--- Listed records ---
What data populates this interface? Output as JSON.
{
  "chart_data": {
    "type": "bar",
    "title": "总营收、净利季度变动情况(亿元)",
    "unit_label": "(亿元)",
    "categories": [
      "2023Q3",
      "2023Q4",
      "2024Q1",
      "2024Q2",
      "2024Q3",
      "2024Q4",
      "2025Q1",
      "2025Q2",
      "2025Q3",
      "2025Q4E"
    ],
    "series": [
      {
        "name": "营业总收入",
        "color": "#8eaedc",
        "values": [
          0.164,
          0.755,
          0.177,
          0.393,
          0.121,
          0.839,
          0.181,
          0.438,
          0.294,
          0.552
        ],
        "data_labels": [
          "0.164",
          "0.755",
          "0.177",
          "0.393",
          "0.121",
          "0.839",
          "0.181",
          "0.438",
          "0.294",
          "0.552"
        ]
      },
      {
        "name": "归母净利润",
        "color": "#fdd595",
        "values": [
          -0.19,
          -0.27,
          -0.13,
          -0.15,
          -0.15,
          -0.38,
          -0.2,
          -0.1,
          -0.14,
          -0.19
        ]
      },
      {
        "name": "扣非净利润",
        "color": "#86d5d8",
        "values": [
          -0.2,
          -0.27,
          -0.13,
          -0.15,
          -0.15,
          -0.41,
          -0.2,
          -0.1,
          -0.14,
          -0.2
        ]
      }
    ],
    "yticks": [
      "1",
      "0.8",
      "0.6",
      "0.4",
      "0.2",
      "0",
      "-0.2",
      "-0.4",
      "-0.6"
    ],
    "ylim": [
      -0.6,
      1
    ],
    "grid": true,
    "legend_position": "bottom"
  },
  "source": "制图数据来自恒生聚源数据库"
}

--- To be done ---
Show every line above in which the word "color" occurs.

--- Full answer ---
        "color": "#8eaedc",
        "color": "#fdd595",
        "color": "#86d5d8",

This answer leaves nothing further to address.